Exercise instructions
Copy out every line in which the string "Settings" occurs.

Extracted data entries
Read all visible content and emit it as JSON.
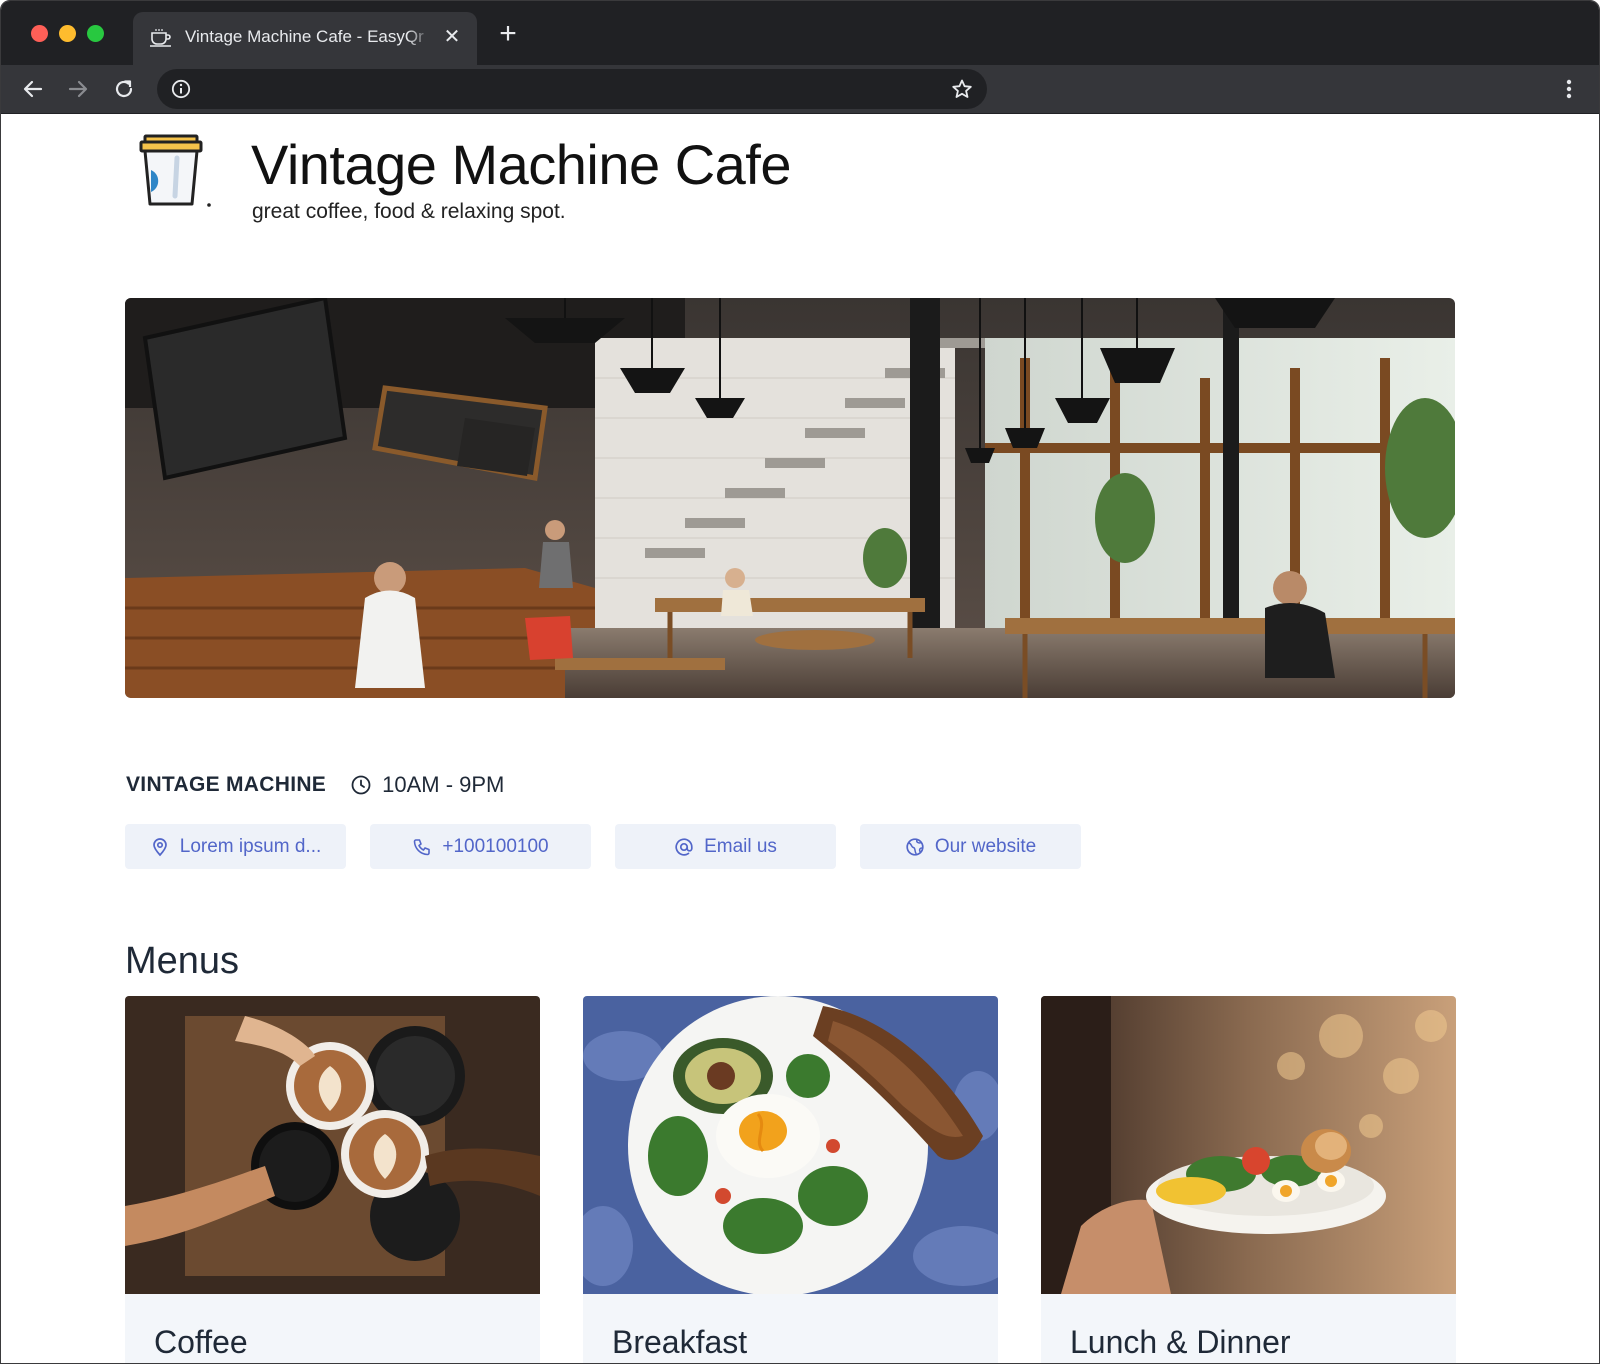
{
  "browser": {
    "tab_title": "Vintage Machine Cafe - EasyQr",
    "tab_close": "✕",
    "new_tab": "+"
  },
  "header": {
    "name": "Vintage Machine Cafe",
    "tagline": "great coffee, food & relaxing spot."
  },
  "info": {
    "business": "VINTAGE MACHINE",
    "hours": "10AM - 9PM"
  },
  "contacts": [
    {
      "label": "Lorem ipsum d...",
      "icon": "location-pin-icon"
    },
    {
      "label": "+100100100",
      "icon": "phone-icon"
    },
    {
      "label": "Email us",
      "icon": "at-sign-icon"
    },
    {
      "label": "Our website",
      "icon": "globe-icon"
    }
  ],
  "menus": {
    "title": "Menus",
    "items": [
      {
        "label": "Coffee"
      },
      {
        "label": "Breakfast"
      },
      {
        "label": "Lunch & Dinner"
      }
    ]
  },
  "colors": {
    "accent": "#5266c9",
    "chip_bg": "#eef2f9",
    "chrome_dark": "#202124",
    "chrome_tab": "#35363a"
  }
}
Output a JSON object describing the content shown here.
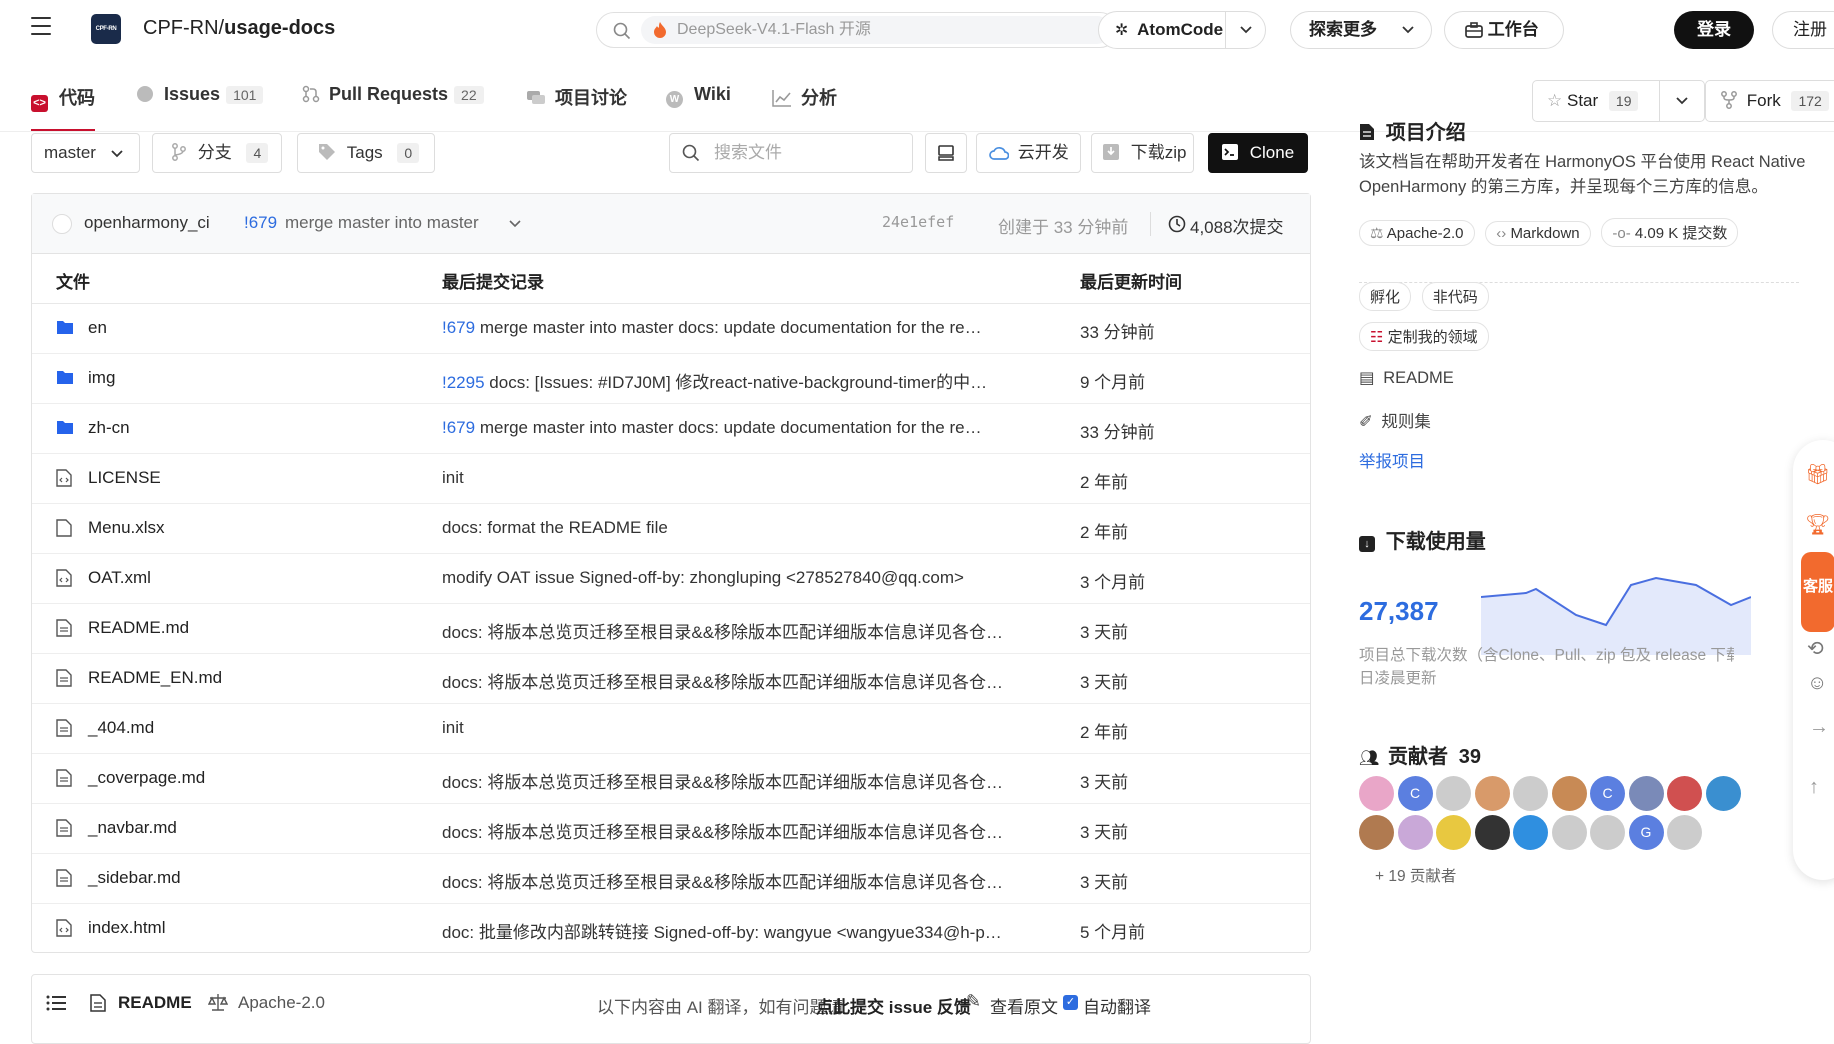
{
  "header": {
    "repo_owner": "CPF-RN/",
    "repo_name": "usage-docs",
    "logo_text": "CPF-RN",
    "search_placeholder": "DeepSeek-V4.1-Flash 开源",
    "atomcode": "AtomCode",
    "explore": "探索更多",
    "workbench": "工作台",
    "login": "登录",
    "register": "注册"
  },
  "tabs": [
    {
      "label": "代码"
    },
    {
      "label": "Issues",
      "count": "101"
    },
    {
      "label": "Pull Requests",
      "count": "22"
    },
    {
      "label": "项目讨论"
    },
    {
      "label": "Wiki"
    },
    {
      "label": "分析"
    }
  ],
  "star": {
    "label": "Star",
    "count": "19"
  },
  "fork": {
    "label": "Fork",
    "count": "172"
  },
  "toolbar": {
    "branch": "master",
    "branches_label": "分支",
    "branches_count": "4",
    "tags_label": "Tags",
    "tags_count": "0",
    "file_search_placeholder": "搜索文件",
    "cloud_dev": "云开发",
    "download_zip": "下载zip",
    "clone": "Clone"
  },
  "commit": {
    "author": "openharmony_ci",
    "pr": "!679",
    "message": "merge master into master",
    "hash": "24e1efef",
    "created": "创建于 33 分钟前",
    "count": "4,088次提交"
  },
  "table": {
    "col_file": "文件",
    "col_commit": "最后提交记录",
    "col_time": "最后更新时间",
    "rows": [
      {
        "name": "en",
        "type": "folder",
        "pr": "!679",
        "msg": "merge master into master docs: update documentation for the re…",
        "time": "33 分钟前"
      },
      {
        "name": "img",
        "type": "folder",
        "pr": "!2295",
        "msg": "docs: [Issues: #ID7J0M] 修改react-native-background-timer的中…",
        "time": "9 个月前"
      },
      {
        "name": "zh-cn",
        "type": "folder",
        "pr": "!679",
        "msg": "merge master into master docs: update documentation for the re…",
        "time": "33 分钟前"
      },
      {
        "name": "LICENSE",
        "type": "code",
        "pr": "",
        "msg": "init",
        "time": "2 年前"
      },
      {
        "name": "Menu.xlsx",
        "type": "file",
        "pr": "",
        "msg": "docs: format the README file",
        "time": "2 年前"
      },
      {
        "name": "OAT.xml",
        "type": "code",
        "pr": "",
        "msg": "modify OAT issue Signed-off-by: zhongluping <278527840@qq.com>",
        "time": "3 个月前"
      },
      {
        "name": "README.md",
        "type": "doc",
        "pr": "",
        "msg": "docs: 将版本总览页迁移至根目录&&移除版本匹配详细版本信息详见各仓…",
        "time": "3 天前"
      },
      {
        "name": "README_EN.md",
        "type": "doc",
        "pr": "",
        "msg": "docs: 将版本总览页迁移至根目录&&移除版本匹配详细版本信息详见各仓…",
        "time": "3 天前"
      },
      {
        "name": "_404.md",
        "type": "doc",
        "pr": "",
        "msg": "init",
        "time": "2 年前"
      },
      {
        "name": "_coverpage.md",
        "type": "doc",
        "pr": "",
        "msg": "docs: 将版本总览页迁移至根目录&&移除版本匹配详细版本信息详见各仓…",
        "time": "3 天前"
      },
      {
        "name": "_navbar.md",
        "type": "doc",
        "pr": "",
        "msg": "docs: 将版本总览页迁移至根目录&&移除版本匹配详细版本信息详见各仓…",
        "time": "3 天前"
      },
      {
        "name": "_sidebar.md",
        "type": "doc",
        "pr": "",
        "msg": "docs: 将版本总览页迁移至根目录&&移除版本匹配详细版本信息详见各仓…",
        "time": "3 天前"
      },
      {
        "name": "index.html",
        "type": "code",
        "pr": "",
        "msg": "doc: 批量修改内部跳转链接 Signed-off-by: wangyue <wangyue334@h-p…",
        "time": "5 个月前"
      }
    ]
  },
  "readme": {
    "title": "README",
    "license": "Apache-2.0",
    "ai_note": "以下内容由 AI 翻译，如有问题请",
    "ai_link": "点此提交 issue 反馈",
    "view_original": "查看原文",
    "auto_translate": "自动翻译"
  },
  "sidebar": {
    "intro_title": "项目介绍",
    "intro_text": "该文档旨在帮助开发者在 HarmonyOS 平台使用 React Native OpenHarmony 的第三方库，并呈现每个三方库的信息。",
    "badges": [
      "Apache-2.0",
      "Markdown",
      "4.09 K 提交数"
    ],
    "tags": [
      "孵化",
      "非代码"
    ],
    "custom_domain": "定制我的领域",
    "readme_link": "README",
    "rules_link": "规则集",
    "report": "举报项目",
    "downloads_title": "下载使用量",
    "downloads_value": "27,387",
    "downloads_note": "项目总下载次数（含Clone、Pull、zip 包及 release 下载）",
    "downloads_note2": "日凌晨更新",
    "contributors_title": "贡献者",
    "contributors_count": "39",
    "more_contributors": "+ 19 贡献者"
  },
  "floatbar": {
    "service": "客服"
  },
  "colors": {
    "accent": "#c8102e",
    "link": "#2d6cdf",
    "chart_fill": "#e3e9fb",
    "chart_line": "#4a6fe0"
  }
}
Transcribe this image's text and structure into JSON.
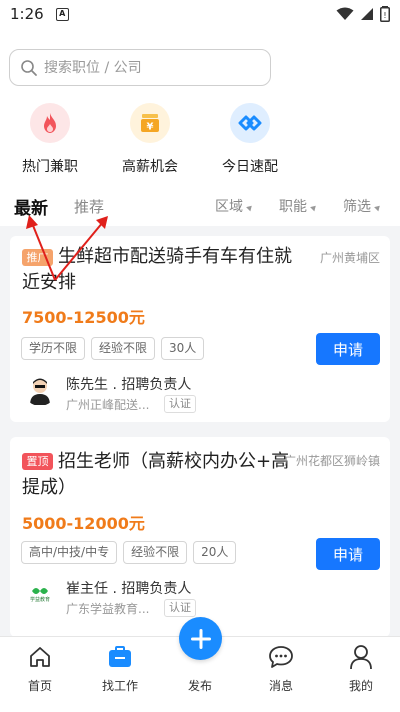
{
  "status_bar": {
    "time": "1:26",
    "notification_icon": "A"
  },
  "search": {
    "placeholder": "搜索职位 / 公司"
  },
  "quick_entries": [
    {
      "label": "热门兼职",
      "icon": "flame-icon",
      "color": "#f2545b"
    },
    {
      "label": "高薪机会",
      "icon": "money-bag-icon",
      "color": "#f5a623"
    },
    {
      "label": "今日速配",
      "icon": "match-icon",
      "color": "#1a8cff"
    }
  ],
  "filter_bar": {
    "tabs": [
      {
        "label": "最新",
        "active": true
      },
      {
        "label": "推荐",
        "active": false
      }
    ],
    "dropdowns": [
      {
        "label": "区域"
      },
      {
        "label": "职能"
      },
      {
        "label": "筛选"
      }
    ]
  },
  "jobs": [
    {
      "badge": "推广",
      "badge_color": "#f5a36b",
      "title": "生鲜超市配送骑手有车有住就近安排",
      "location": "广州黄埔区",
      "salary": "7500-12500元",
      "tags": [
        "学历不限",
        "经验不限",
        "30人"
      ],
      "apply_label": "申请",
      "recruiter": "陈先生 . 招聘负责人",
      "company": "广州正峰配送...",
      "verify_label": "认证"
    },
    {
      "badge": "置顶",
      "badge_color": "#f2545b",
      "title": "招生老师（高薪校内办公+高提成）",
      "location": "广州花都区狮岭镇",
      "salary": "5000-12000元",
      "tags": [
        "高中/中技/中专",
        "经验不限",
        "20人"
      ],
      "apply_label": "申请",
      "recruiter": "崔主任 . 招聘负责人",
      "company": "广东学益教育...",
      "verify_label": "认证",
      "avatar_logo_text": "学益教育"
    }
  ],
  "tabbar": [
    {
      "label": "首页",
      "icon": "home-icon"
    },
    {
      "label": "找工作",
      "icon": "briefcase-icon"
    },
    {
      "label": "发布",
      "icon": "plus-icon"
    },
    {
      "label": "消息",
      "icon": "message-icon"
    },
    {
      "label": "我的",
      "icon": "user-icon"
    }
  ],
  "colors": {
    "accent": "#1677ff",
    "salary": "#f07b1a",
    "annotation": "#e0201b"
  }
}
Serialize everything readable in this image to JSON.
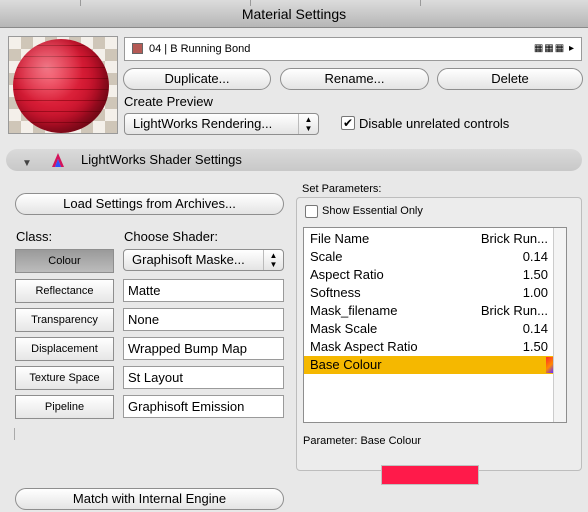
{
  "window": {
    "title": "Material Settings"
  },
  "material": {
    "name": "04 | B Running Bond"
  },
  "buttons": {
    "duplicate": "Duplicate...",
    "rename": "Rename...",
    "delete": "Delete",
    "load_settings": "Load Settings from Archives...",
    "match_engine": "Match with Internal Engine"
  },
  "preview": {
    "label": "Create Preview",
    "renderer": "LightWorks Rendering...",
    "disable_unrelated_label": "Disable unrelated controls",
    "disable_unrelated_checked": "✔"
  },
  "shader_section": {
    "title": "LightWorks Shader Settings"
  },
  "class_section": {
    "class_label": "Class:",
    "choose_label": "Choose Shader:",
    "classes": [
      "Colour",
      "Reflectance",
      "Transparency",
      "Displacement",
      "Texture Space",
      "Pipeline"
    ],
    "selected_class": "Colour",
    "shaders": [
      "Graphisoft Maske...",
      "Matte",
      "None",
      "Wrapped Bump Map",
      "St Layout",
      "Graphisoft Emission"
    ]
  },
  "parameters": {
    "group_label": "Set Parameters:",
    "show_essential_label": "Show Essential Only",
    "rows": [
      {
        "name": "File Name",
        "value": "Brick Run..."
      },
      {
        "name": "Scale",
        "value": "0.14"
      },
      {
        "name": "Aspect Ratio",
        "value": "1.50"
      },
      {
        "name": "Softness",
        "value": "1.00"
      },
      {
        "name": "Mask_filename",
        "value": "Brick Run..."
      },
      {
        "name": "Mask Scale",
        "value": "0.14"
      },
      {
        "name": "Mask Aspect Ratio",
        "value": "1.50"
      },
      {
        "name": "Base Colour",
        "value": ""
      }
    ],
    "selected_row": "Base Colour",
    "current_label": "Parameter: Base Colour",
    "current_colour": "#ff1a4a"
  },
  "colors": {
    "selection": "#f5b800",
    "swatch": "#ff1a4a"
  }
}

Answer to this exercise
    "title": "Material Settings"
    "load_settings": "Load Settings from Archives...",
    "title": "LightWorks Shader Settings"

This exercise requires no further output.